═════ Data provided ═════
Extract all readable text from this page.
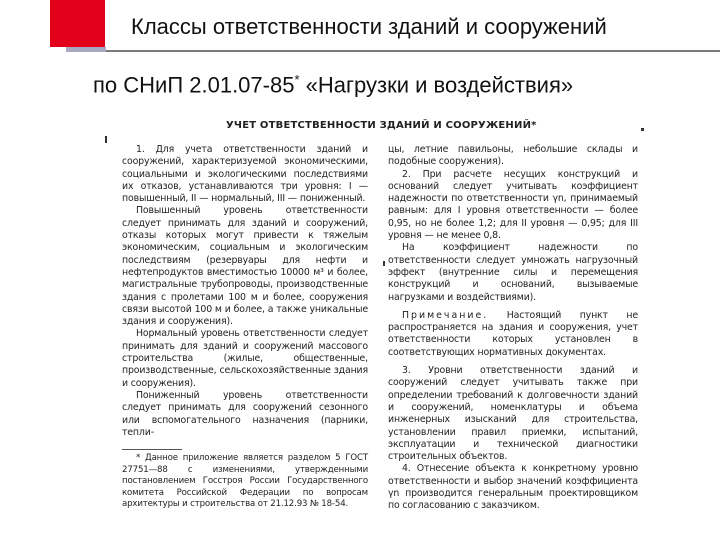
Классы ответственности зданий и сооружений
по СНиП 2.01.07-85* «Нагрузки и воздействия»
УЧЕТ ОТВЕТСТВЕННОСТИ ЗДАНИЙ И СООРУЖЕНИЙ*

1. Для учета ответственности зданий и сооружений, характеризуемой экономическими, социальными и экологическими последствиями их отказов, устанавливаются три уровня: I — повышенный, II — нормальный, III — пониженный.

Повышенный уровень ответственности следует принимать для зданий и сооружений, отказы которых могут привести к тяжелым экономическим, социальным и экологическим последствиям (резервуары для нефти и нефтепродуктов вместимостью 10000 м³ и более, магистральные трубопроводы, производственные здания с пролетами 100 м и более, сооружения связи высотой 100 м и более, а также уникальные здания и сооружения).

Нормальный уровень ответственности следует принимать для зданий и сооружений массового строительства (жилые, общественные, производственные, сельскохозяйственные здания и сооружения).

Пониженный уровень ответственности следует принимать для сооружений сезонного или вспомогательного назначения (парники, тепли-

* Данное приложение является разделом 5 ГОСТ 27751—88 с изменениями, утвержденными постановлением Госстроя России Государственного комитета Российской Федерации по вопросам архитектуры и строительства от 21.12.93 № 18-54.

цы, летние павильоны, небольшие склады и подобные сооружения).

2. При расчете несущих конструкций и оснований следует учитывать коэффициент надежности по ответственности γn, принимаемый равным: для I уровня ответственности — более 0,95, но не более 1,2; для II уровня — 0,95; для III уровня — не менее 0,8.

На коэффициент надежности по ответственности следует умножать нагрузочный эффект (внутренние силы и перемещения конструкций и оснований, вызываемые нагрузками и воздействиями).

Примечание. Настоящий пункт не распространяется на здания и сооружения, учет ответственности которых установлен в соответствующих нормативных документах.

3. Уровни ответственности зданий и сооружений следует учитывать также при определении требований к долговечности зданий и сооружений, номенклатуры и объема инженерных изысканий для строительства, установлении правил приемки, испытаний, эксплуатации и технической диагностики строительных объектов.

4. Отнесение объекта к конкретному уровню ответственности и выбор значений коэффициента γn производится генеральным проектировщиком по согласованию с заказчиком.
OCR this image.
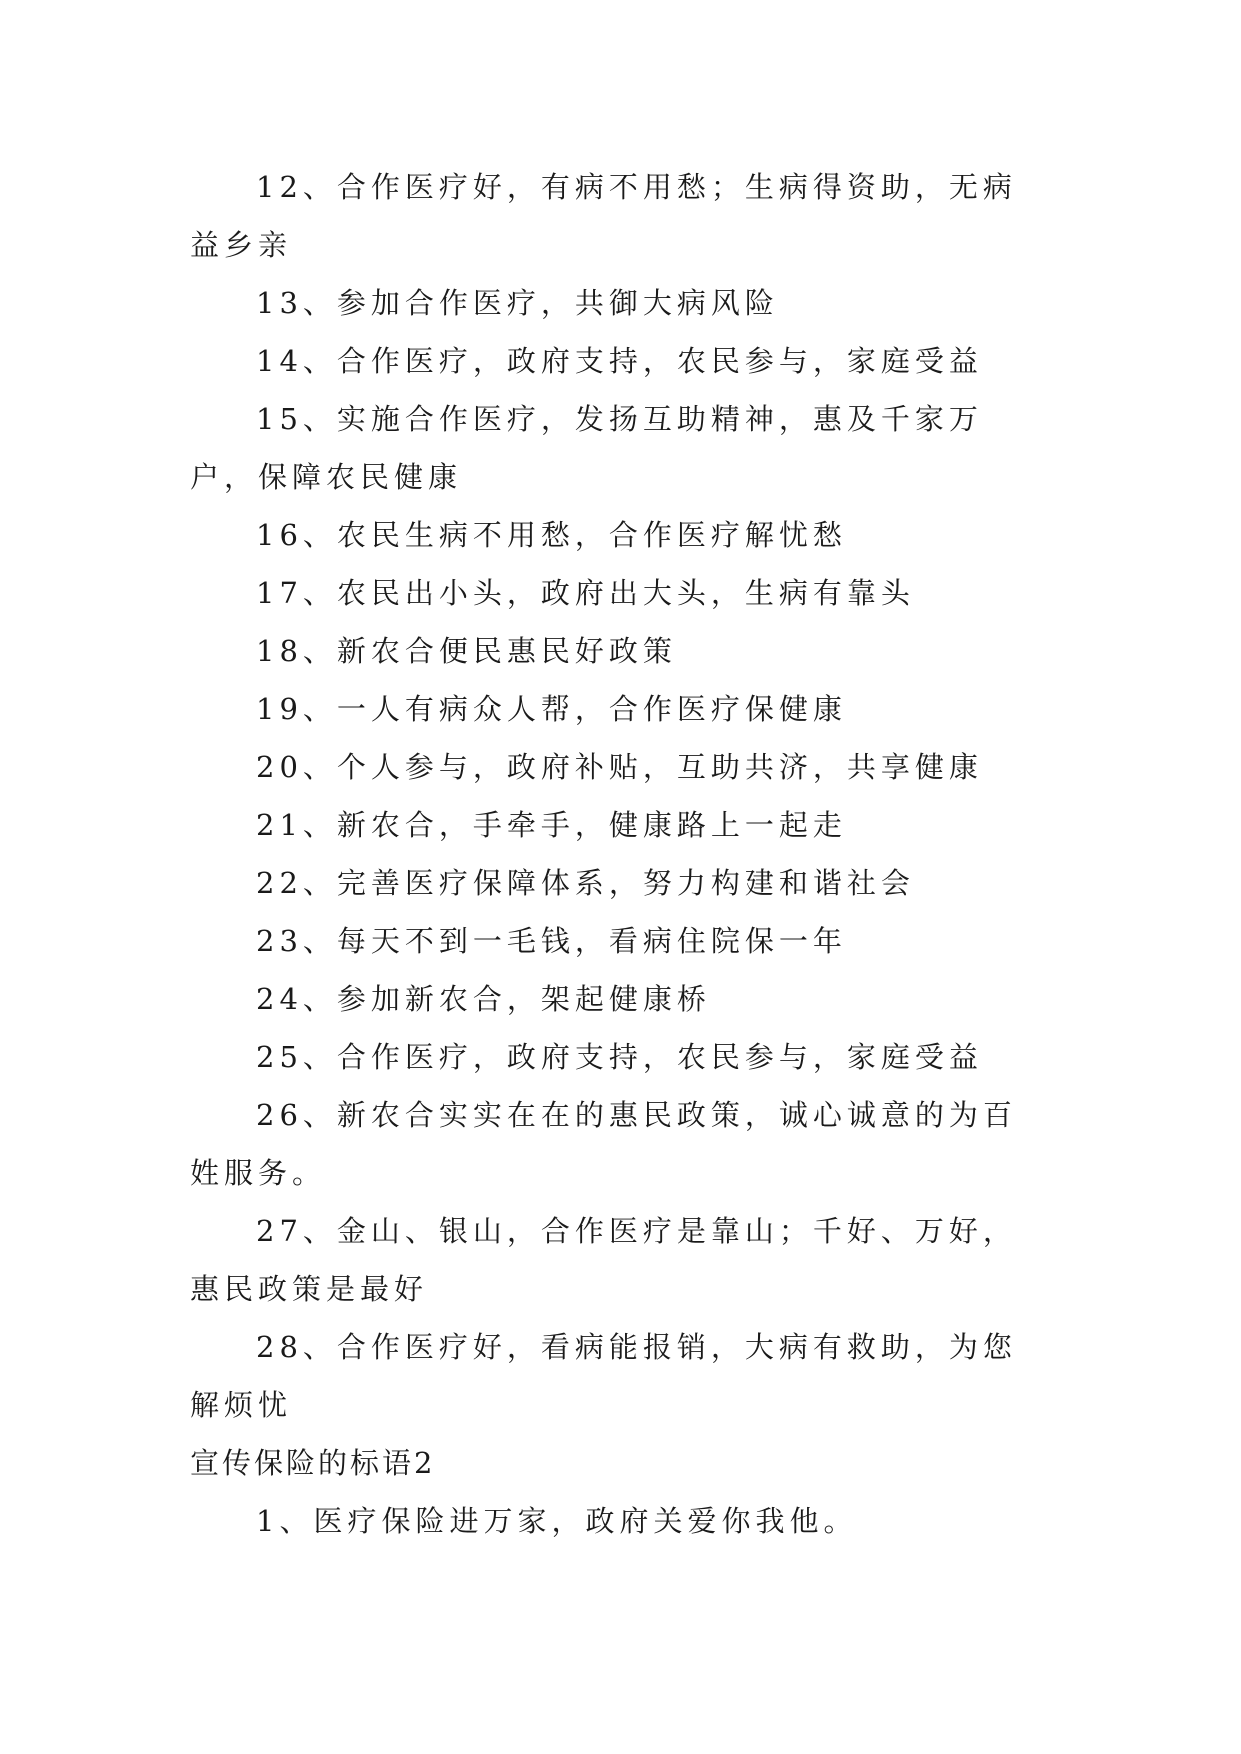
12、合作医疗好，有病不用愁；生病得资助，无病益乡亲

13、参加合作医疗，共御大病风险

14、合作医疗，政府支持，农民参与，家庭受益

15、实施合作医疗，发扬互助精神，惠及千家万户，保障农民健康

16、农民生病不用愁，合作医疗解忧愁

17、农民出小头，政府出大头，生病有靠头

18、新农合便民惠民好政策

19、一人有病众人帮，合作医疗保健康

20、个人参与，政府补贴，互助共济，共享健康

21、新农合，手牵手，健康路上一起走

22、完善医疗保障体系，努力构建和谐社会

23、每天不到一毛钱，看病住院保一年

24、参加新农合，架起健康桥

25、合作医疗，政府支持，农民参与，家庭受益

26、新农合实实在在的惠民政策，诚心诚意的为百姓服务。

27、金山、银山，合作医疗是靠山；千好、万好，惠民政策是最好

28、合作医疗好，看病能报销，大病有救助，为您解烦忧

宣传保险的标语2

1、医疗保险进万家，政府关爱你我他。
═════
═════ Data provided ═════
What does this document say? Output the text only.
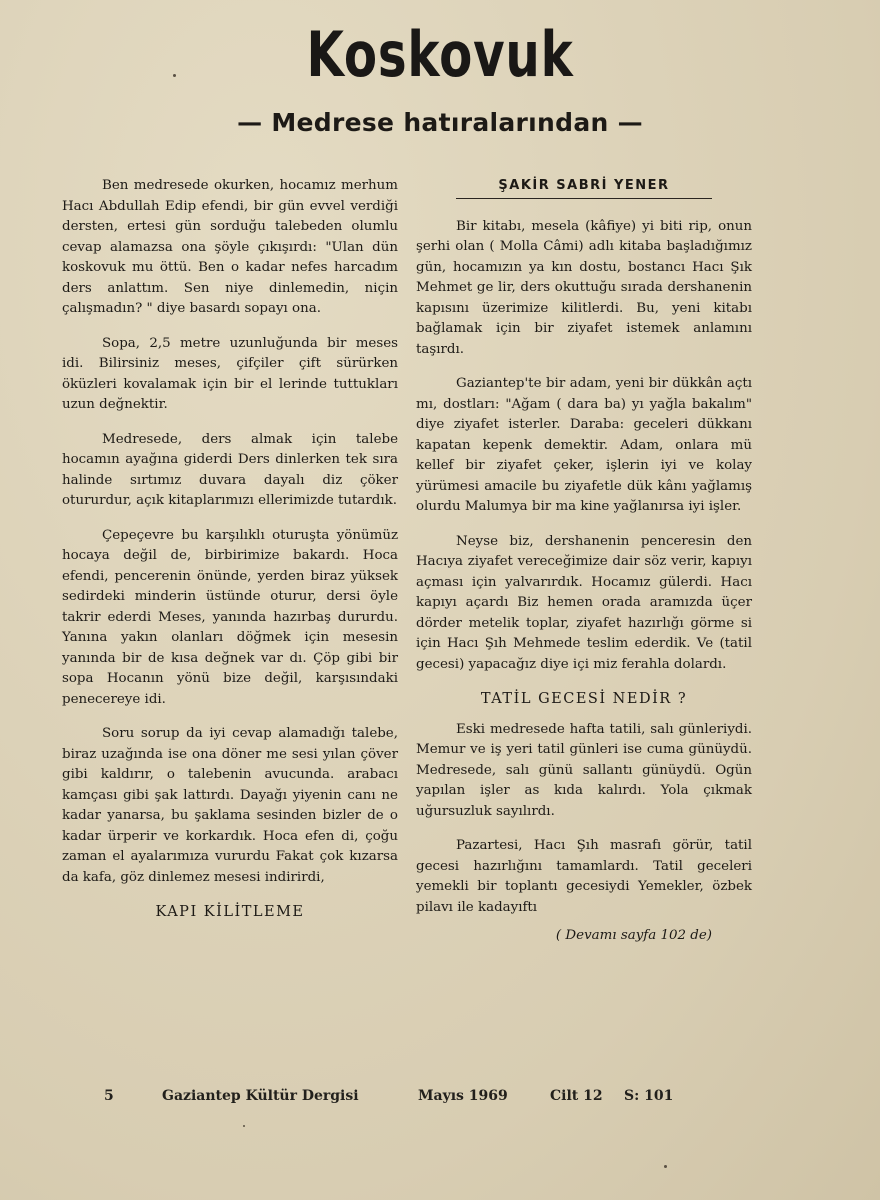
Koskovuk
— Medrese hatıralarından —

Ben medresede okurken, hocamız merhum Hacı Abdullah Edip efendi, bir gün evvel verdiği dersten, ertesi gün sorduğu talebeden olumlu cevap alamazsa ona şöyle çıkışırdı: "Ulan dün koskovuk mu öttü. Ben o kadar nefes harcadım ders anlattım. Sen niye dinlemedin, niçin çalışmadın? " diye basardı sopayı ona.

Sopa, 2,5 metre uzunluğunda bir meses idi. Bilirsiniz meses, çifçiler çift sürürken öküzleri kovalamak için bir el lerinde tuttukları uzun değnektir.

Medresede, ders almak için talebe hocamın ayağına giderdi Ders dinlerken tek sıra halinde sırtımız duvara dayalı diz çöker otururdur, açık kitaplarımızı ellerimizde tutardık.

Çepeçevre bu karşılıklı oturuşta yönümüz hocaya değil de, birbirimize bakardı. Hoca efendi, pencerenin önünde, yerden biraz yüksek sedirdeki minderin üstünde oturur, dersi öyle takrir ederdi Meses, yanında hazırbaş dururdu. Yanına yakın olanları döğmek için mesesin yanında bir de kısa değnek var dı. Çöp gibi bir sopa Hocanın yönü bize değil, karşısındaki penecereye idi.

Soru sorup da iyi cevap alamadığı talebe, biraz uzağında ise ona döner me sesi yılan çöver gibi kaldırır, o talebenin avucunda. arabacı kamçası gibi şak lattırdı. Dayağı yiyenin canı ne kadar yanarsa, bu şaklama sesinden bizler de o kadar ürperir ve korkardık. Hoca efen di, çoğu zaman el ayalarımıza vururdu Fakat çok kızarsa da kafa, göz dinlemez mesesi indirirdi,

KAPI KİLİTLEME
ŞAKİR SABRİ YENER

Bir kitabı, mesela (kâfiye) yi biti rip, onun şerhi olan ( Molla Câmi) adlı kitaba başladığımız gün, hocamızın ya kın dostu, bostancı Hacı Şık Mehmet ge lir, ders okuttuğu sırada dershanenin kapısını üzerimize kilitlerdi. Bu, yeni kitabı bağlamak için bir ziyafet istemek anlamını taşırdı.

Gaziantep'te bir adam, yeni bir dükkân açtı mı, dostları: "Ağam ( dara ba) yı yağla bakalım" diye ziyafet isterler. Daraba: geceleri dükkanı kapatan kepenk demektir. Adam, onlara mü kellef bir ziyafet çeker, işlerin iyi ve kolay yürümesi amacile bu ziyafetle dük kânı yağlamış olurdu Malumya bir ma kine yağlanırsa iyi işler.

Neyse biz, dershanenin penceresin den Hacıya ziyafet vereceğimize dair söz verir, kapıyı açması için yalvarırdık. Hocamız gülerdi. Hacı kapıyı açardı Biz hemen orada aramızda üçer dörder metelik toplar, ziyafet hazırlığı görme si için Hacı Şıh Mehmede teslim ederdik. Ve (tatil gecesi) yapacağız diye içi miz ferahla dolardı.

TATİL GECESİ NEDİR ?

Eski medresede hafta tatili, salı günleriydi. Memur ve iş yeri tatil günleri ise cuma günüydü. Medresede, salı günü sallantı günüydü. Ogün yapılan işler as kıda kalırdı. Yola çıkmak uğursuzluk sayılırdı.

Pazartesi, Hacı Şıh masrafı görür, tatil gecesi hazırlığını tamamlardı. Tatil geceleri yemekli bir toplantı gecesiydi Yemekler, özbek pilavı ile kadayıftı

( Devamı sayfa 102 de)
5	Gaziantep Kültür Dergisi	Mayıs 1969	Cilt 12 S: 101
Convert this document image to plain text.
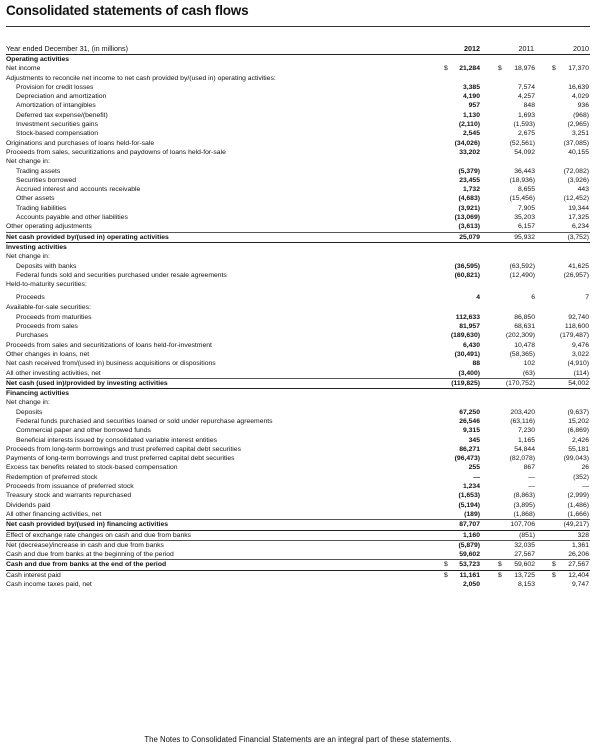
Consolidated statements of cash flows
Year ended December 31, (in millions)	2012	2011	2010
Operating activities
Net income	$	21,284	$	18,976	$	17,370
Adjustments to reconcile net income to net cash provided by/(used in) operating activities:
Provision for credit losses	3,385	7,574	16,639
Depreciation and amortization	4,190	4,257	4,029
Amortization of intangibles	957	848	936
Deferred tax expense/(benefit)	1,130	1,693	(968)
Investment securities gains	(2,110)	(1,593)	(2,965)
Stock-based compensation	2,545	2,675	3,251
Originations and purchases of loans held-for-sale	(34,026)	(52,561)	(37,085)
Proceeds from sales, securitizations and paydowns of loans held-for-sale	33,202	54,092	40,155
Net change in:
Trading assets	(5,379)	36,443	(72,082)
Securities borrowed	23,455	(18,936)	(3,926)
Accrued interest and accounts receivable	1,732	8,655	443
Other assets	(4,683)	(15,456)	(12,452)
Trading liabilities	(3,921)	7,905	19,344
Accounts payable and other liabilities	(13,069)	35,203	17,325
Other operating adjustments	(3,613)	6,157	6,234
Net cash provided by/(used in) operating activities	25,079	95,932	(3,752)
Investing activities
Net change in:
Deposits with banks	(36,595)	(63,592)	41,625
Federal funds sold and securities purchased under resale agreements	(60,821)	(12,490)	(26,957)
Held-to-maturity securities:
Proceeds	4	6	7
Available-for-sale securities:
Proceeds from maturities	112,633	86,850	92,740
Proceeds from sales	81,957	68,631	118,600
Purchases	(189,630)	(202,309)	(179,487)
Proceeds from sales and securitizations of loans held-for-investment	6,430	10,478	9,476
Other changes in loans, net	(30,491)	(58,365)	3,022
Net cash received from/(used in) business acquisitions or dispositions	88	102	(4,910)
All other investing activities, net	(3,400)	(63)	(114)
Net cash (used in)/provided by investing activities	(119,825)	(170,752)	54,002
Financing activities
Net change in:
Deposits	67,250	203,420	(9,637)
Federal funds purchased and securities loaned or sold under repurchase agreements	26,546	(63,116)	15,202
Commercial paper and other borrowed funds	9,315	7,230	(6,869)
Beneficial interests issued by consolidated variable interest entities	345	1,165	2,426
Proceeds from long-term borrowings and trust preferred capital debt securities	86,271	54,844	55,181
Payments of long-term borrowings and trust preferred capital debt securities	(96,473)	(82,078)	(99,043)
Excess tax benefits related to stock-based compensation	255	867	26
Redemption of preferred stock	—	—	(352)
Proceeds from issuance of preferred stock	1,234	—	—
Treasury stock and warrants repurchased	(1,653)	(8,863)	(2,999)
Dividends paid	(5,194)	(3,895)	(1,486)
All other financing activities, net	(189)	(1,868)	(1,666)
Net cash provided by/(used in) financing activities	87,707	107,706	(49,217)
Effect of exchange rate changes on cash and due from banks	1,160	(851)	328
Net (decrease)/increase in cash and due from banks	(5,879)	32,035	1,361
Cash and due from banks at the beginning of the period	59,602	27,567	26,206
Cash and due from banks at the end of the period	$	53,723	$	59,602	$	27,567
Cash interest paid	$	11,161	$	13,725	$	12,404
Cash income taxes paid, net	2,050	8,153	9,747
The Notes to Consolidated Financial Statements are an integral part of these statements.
═════
═════ Data provided ═════
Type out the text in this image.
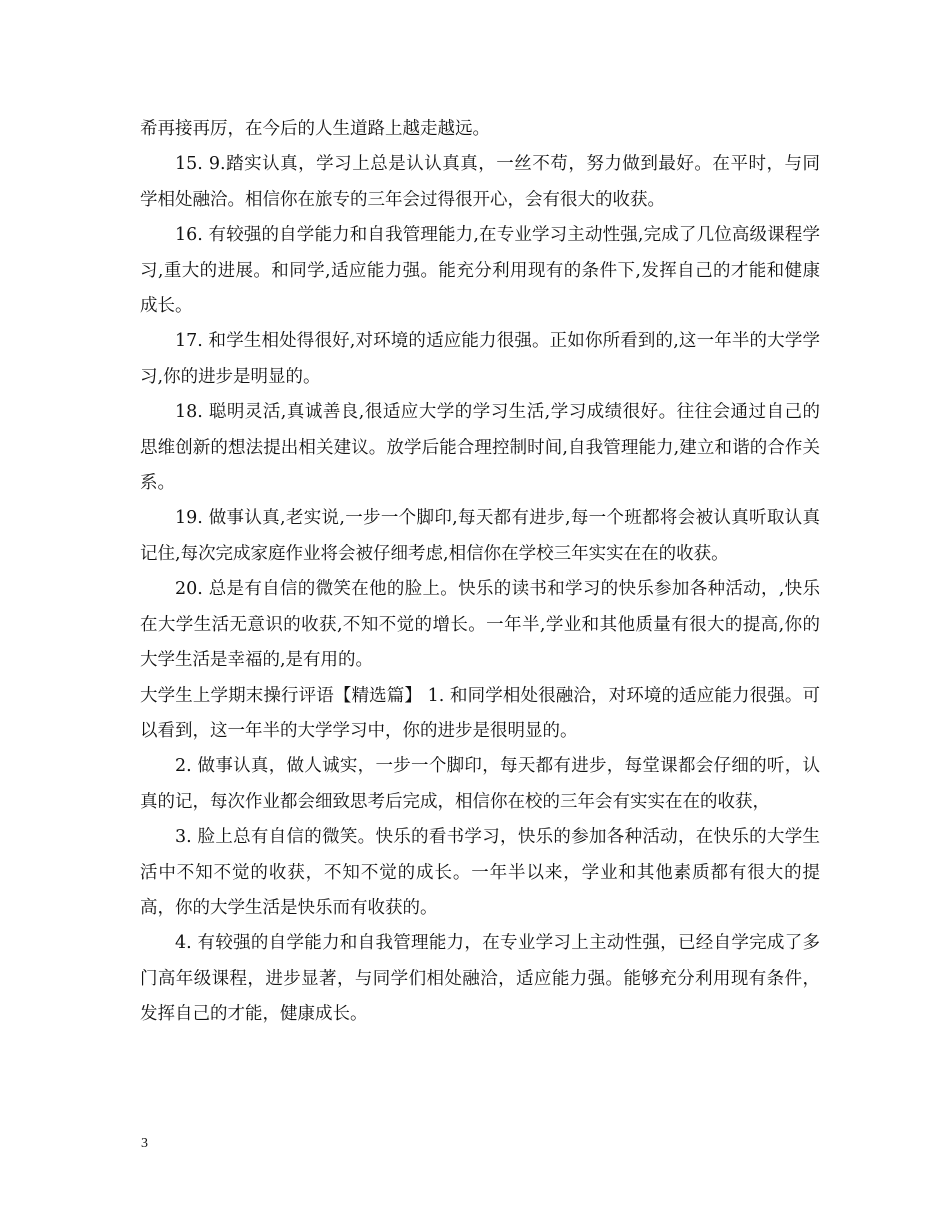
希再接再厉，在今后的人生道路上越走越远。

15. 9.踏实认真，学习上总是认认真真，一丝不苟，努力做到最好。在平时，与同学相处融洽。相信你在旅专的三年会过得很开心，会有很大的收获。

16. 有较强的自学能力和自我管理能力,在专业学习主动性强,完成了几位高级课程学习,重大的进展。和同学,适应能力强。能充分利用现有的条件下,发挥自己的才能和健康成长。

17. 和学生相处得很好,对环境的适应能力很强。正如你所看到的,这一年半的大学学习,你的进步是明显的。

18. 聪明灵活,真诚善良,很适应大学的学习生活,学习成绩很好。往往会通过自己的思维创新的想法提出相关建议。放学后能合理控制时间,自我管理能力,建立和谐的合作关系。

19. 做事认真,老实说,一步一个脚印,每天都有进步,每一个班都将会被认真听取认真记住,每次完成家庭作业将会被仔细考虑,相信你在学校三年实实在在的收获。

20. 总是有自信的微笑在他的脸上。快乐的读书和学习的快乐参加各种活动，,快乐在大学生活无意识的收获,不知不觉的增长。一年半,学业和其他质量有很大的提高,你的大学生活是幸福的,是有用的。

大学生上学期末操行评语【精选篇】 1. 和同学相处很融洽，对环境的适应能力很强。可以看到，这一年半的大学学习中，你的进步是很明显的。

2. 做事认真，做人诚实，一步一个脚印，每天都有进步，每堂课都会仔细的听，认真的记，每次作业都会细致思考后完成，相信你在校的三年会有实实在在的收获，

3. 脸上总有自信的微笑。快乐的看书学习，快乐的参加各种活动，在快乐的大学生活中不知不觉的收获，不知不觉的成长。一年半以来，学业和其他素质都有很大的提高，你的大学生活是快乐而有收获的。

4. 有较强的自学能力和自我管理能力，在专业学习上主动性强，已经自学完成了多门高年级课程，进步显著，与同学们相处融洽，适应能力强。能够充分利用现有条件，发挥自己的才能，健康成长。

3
═════
Given request:
Give only the number of lines in the data that hold the word "trust".

Solution for this task:
2